◆ Exercise inputs ◆

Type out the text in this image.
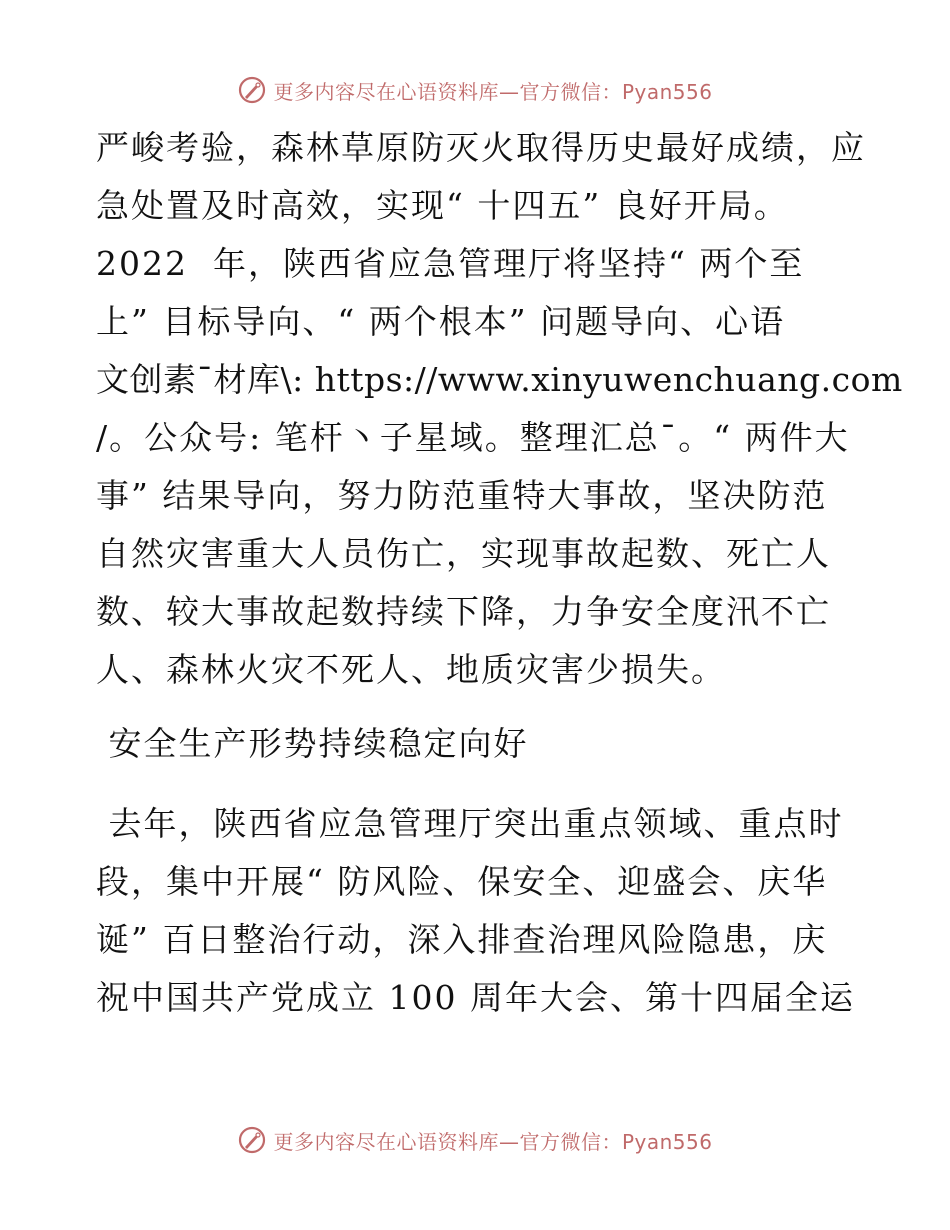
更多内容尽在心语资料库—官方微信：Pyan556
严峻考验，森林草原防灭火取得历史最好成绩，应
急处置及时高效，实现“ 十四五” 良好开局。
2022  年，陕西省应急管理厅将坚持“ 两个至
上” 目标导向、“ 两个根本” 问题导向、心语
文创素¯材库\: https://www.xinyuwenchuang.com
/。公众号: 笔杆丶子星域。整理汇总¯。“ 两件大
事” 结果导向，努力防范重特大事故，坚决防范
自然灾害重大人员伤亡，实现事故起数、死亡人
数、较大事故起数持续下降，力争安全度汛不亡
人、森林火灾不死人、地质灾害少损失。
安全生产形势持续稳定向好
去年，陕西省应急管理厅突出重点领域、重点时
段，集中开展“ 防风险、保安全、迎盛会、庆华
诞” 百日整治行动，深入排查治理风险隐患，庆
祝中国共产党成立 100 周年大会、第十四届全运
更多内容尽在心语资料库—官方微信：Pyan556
...
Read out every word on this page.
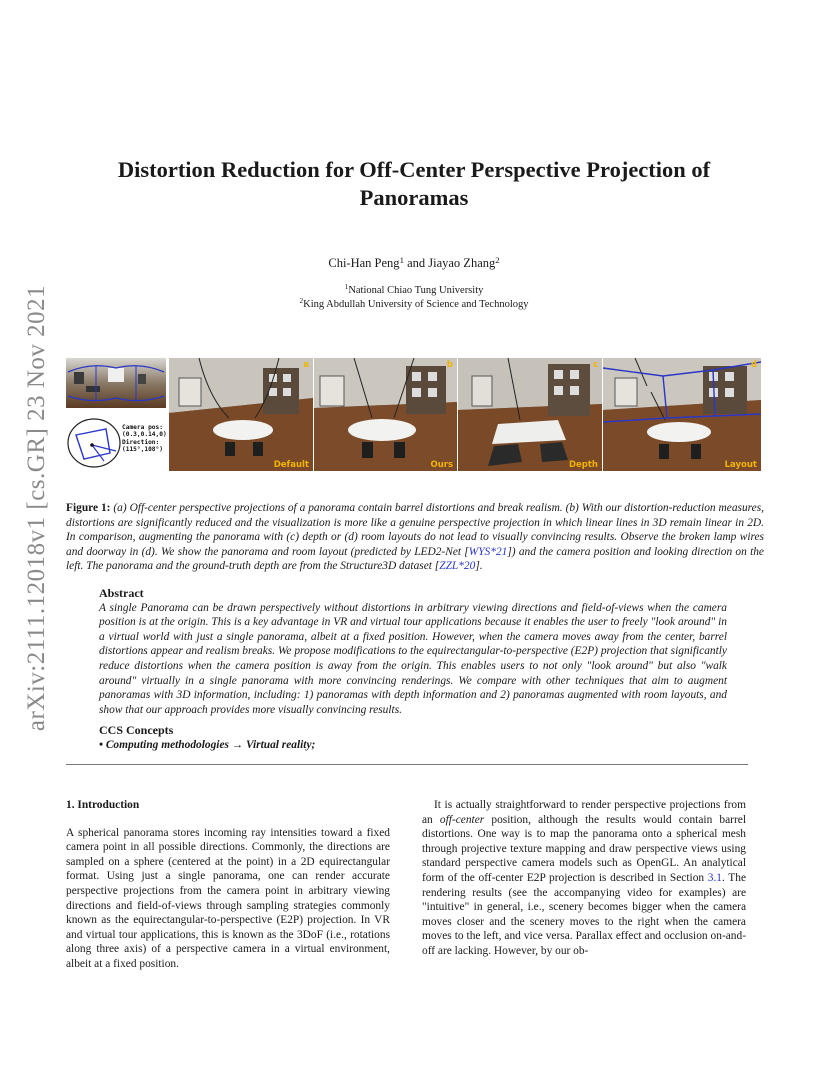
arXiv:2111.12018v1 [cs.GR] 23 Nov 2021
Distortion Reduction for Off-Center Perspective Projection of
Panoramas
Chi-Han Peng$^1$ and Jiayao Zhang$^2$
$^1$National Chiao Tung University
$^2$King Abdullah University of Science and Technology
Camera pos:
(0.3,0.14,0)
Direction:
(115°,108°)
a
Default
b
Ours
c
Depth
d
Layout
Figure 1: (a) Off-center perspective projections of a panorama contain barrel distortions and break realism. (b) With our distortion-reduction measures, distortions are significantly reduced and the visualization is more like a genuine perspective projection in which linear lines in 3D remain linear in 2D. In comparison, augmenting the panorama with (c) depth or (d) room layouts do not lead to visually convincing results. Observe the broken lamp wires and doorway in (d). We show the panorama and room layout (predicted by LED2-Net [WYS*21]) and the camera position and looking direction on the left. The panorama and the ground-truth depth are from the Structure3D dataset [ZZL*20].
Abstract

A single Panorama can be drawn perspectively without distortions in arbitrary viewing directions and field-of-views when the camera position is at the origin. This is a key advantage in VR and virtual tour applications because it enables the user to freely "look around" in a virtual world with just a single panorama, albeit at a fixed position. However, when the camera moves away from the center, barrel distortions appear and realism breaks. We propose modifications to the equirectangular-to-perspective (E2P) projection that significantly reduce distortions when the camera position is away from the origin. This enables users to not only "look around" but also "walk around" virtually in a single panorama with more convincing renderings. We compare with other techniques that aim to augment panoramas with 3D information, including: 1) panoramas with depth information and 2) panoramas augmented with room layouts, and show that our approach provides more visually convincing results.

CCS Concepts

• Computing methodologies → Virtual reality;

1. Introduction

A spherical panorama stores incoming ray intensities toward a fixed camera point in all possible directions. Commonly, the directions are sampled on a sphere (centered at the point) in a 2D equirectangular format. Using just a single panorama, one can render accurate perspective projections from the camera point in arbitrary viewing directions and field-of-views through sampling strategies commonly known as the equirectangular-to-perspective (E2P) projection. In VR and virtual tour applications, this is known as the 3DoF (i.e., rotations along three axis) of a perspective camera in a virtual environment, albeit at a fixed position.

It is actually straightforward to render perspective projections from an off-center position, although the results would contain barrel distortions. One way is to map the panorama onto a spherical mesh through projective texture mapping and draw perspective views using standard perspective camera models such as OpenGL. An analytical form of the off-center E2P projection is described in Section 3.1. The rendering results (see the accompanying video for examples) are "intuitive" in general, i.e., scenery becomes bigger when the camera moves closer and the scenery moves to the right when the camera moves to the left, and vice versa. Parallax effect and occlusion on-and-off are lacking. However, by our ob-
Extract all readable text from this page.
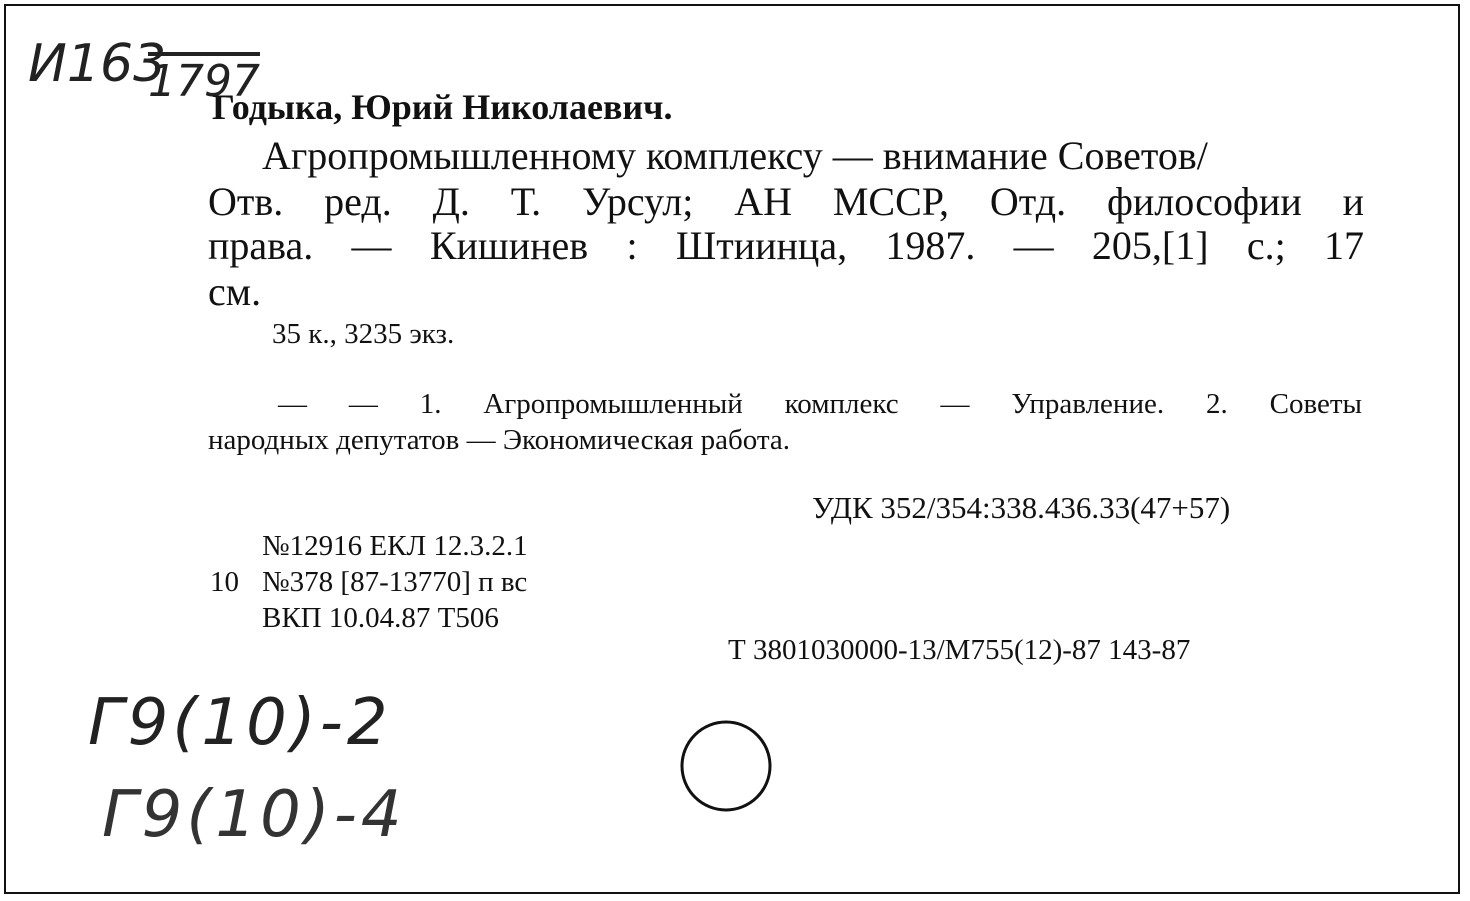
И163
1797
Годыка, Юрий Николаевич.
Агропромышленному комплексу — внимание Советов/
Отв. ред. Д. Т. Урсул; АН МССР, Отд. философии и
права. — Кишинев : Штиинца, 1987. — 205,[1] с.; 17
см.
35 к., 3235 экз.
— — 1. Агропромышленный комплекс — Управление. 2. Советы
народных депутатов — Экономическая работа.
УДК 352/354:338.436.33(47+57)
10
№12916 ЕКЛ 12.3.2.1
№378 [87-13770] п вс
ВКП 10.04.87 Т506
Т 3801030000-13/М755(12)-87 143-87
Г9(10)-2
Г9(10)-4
---
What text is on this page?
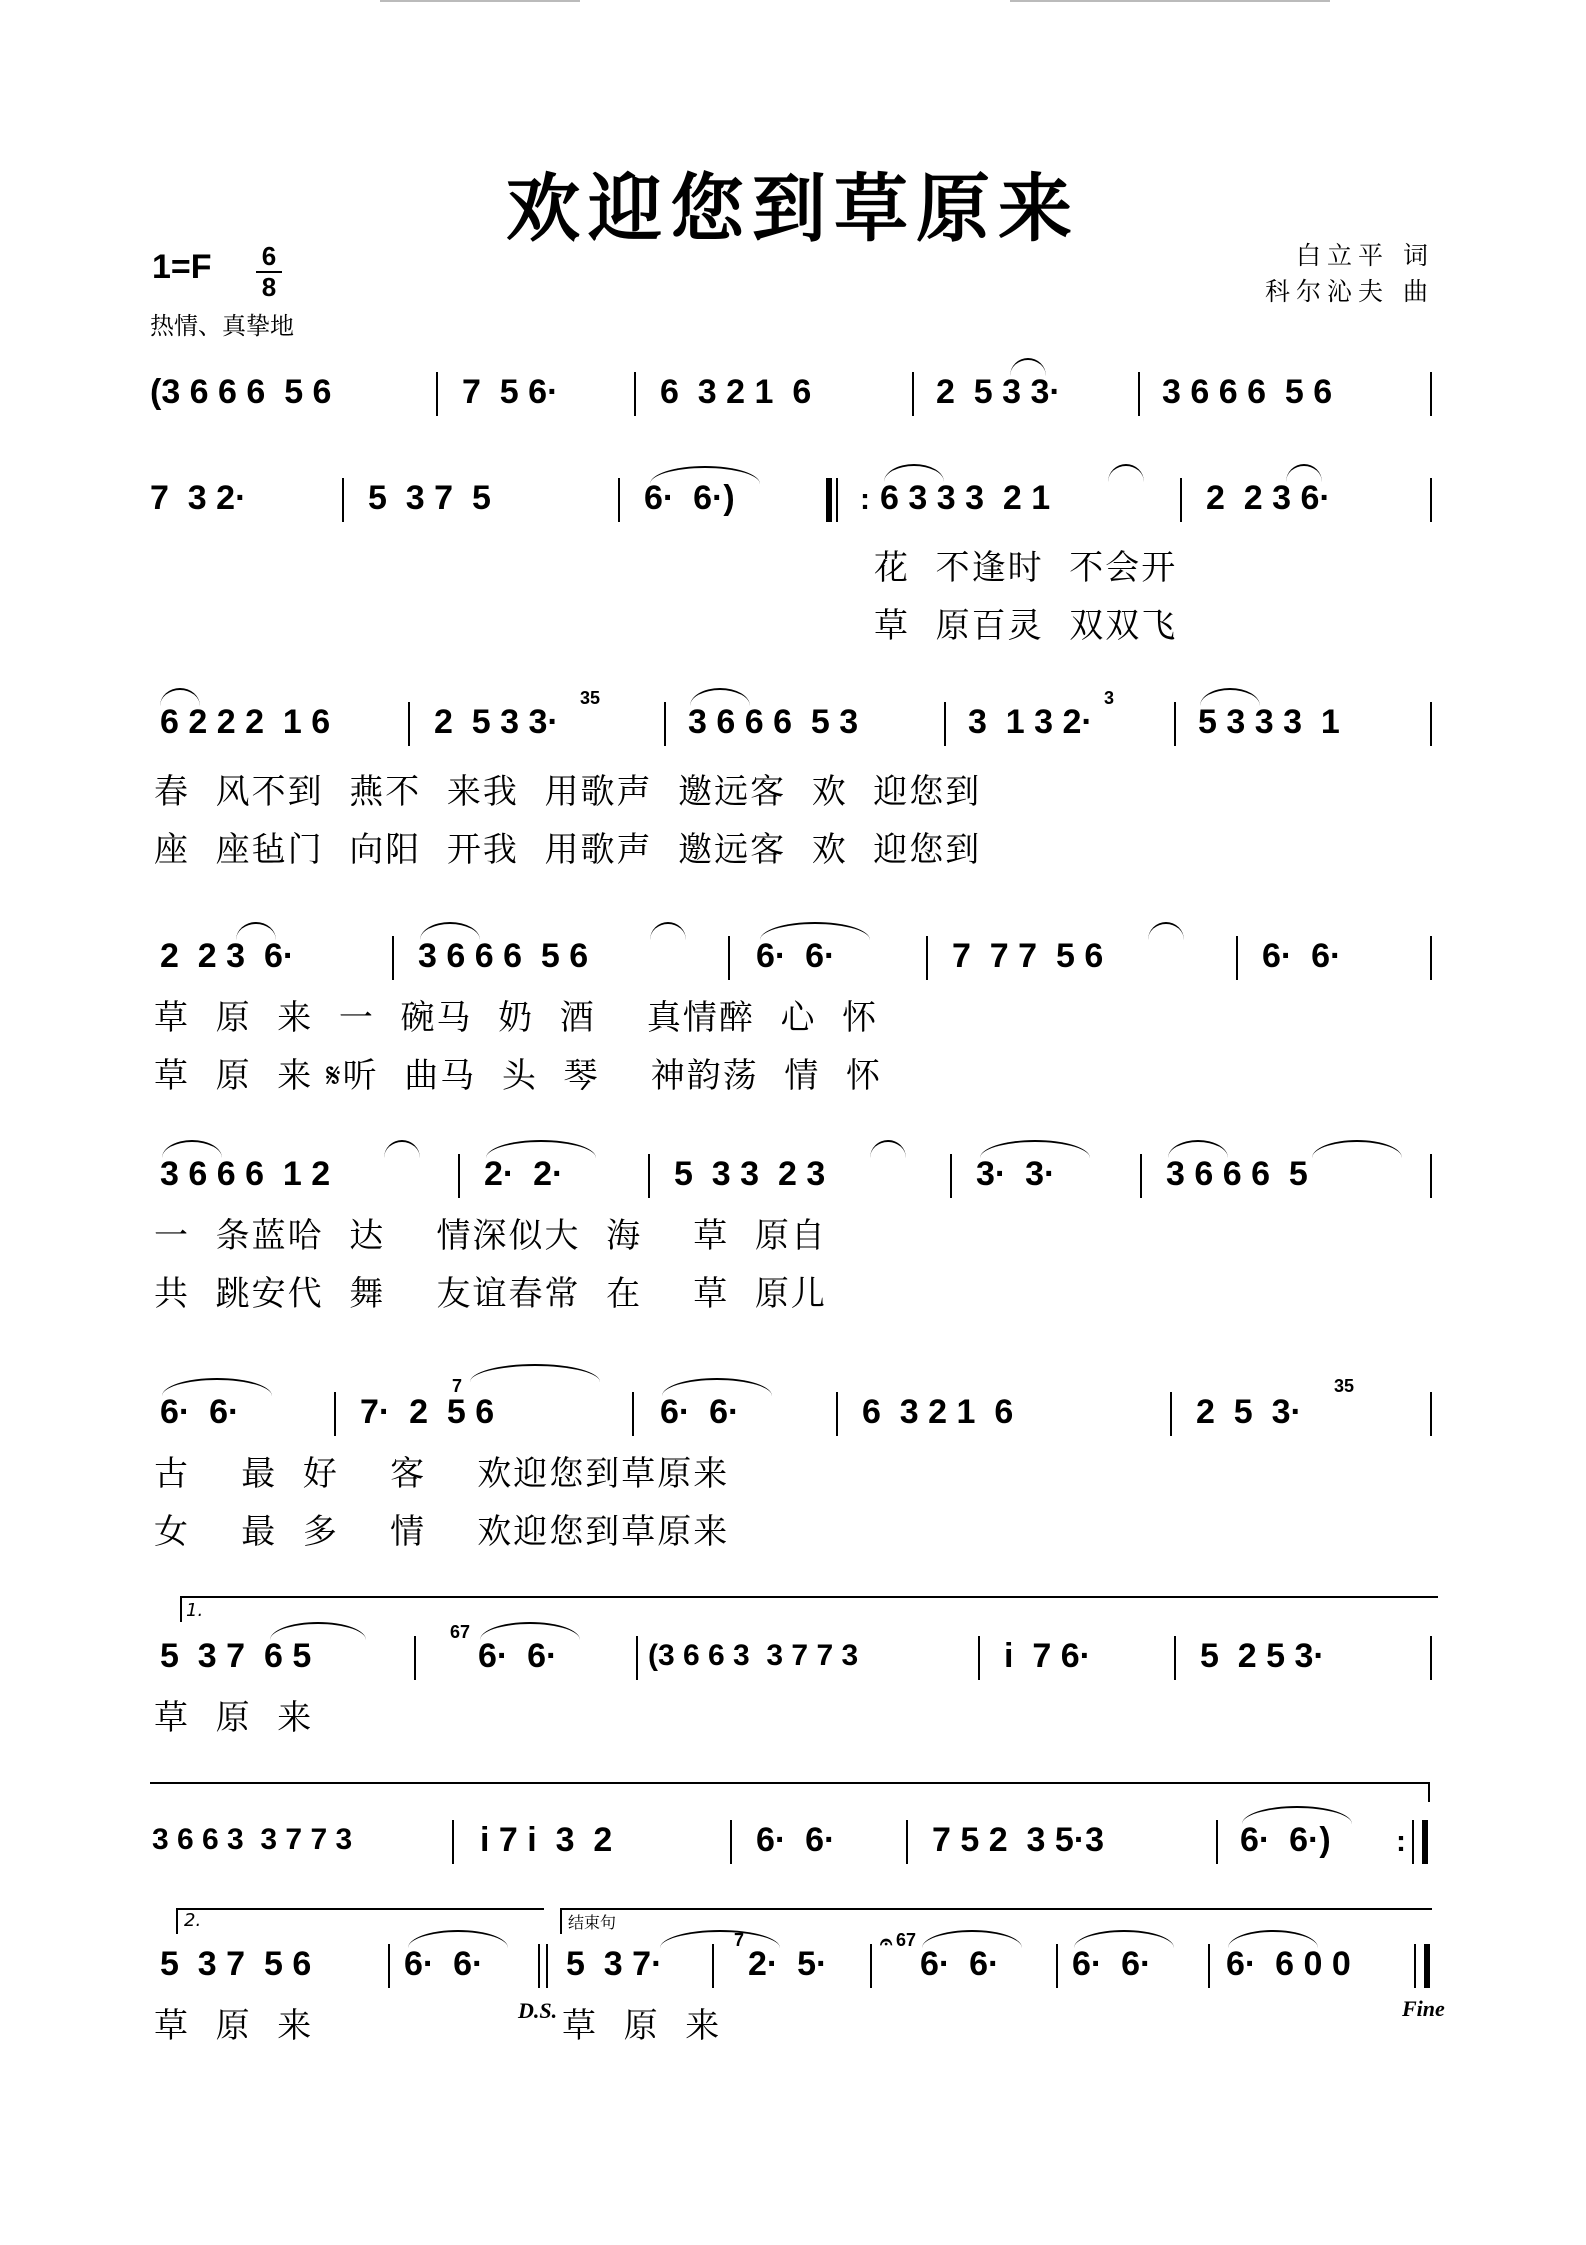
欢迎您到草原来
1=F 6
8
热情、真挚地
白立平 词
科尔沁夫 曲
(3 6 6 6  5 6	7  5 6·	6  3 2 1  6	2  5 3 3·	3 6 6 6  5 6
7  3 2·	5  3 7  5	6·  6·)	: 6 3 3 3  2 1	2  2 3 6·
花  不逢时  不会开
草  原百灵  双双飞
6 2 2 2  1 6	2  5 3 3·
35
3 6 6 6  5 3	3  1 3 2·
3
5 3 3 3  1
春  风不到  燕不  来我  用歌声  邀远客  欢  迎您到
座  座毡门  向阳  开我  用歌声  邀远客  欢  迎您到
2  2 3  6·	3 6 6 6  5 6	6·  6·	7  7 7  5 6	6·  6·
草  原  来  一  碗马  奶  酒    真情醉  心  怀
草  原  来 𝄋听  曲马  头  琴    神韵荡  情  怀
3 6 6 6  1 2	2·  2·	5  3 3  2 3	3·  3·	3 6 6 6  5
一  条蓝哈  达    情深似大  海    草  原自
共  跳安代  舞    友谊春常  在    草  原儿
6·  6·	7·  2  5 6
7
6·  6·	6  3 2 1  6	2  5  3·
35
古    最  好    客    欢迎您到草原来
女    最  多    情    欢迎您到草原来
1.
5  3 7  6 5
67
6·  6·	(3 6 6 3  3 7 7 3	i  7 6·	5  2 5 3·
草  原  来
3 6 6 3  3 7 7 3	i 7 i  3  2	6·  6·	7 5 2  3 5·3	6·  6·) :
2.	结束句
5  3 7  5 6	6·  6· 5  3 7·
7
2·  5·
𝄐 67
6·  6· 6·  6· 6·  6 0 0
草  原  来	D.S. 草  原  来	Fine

◆ What you will do ◆
Pull out all lines from the entries above in which the word "University" appears.

◆ Task solution ◆
$^1$National Chiao Tung University
$^2$King Abdullah University of Science and Technology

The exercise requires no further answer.